TO DO:
List each line in which the string "struttura" appears.

MATERIAL SHOWN:

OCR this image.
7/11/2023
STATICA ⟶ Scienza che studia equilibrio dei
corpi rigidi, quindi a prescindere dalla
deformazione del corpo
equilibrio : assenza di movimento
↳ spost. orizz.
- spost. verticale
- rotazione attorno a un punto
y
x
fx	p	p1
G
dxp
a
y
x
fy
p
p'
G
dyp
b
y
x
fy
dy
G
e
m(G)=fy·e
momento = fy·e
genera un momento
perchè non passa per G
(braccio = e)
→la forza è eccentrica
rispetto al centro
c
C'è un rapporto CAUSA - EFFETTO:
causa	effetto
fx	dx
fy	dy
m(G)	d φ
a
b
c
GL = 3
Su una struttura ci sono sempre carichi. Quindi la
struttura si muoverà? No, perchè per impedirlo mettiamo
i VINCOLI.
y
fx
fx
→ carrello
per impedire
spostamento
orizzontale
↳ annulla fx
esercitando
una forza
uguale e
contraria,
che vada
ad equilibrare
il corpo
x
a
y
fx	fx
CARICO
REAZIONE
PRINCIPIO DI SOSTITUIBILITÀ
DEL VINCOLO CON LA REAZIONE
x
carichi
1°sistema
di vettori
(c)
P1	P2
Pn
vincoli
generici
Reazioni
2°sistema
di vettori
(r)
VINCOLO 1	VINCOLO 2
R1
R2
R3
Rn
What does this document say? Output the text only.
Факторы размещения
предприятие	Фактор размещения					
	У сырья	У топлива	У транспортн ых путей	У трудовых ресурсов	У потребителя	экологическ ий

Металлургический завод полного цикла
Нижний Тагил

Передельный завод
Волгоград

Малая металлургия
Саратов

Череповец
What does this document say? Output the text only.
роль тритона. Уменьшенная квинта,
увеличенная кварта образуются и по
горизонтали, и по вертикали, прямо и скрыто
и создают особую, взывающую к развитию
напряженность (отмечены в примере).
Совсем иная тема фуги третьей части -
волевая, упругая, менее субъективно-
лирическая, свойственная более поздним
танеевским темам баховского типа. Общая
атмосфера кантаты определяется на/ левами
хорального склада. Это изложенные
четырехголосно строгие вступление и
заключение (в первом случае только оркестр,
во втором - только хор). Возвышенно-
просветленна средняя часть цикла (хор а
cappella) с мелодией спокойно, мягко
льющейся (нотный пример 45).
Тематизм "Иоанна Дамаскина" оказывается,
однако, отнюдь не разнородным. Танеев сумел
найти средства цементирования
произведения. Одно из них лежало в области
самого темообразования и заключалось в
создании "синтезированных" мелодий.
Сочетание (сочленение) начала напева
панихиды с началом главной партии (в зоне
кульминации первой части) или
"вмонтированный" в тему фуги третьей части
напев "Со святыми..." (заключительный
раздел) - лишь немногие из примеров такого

CORRECT OUTPUT:
Su una struttura ci sono sempre carichi. Quindi la
struttura si muoverà? No, perchè per impedirlo mettiamo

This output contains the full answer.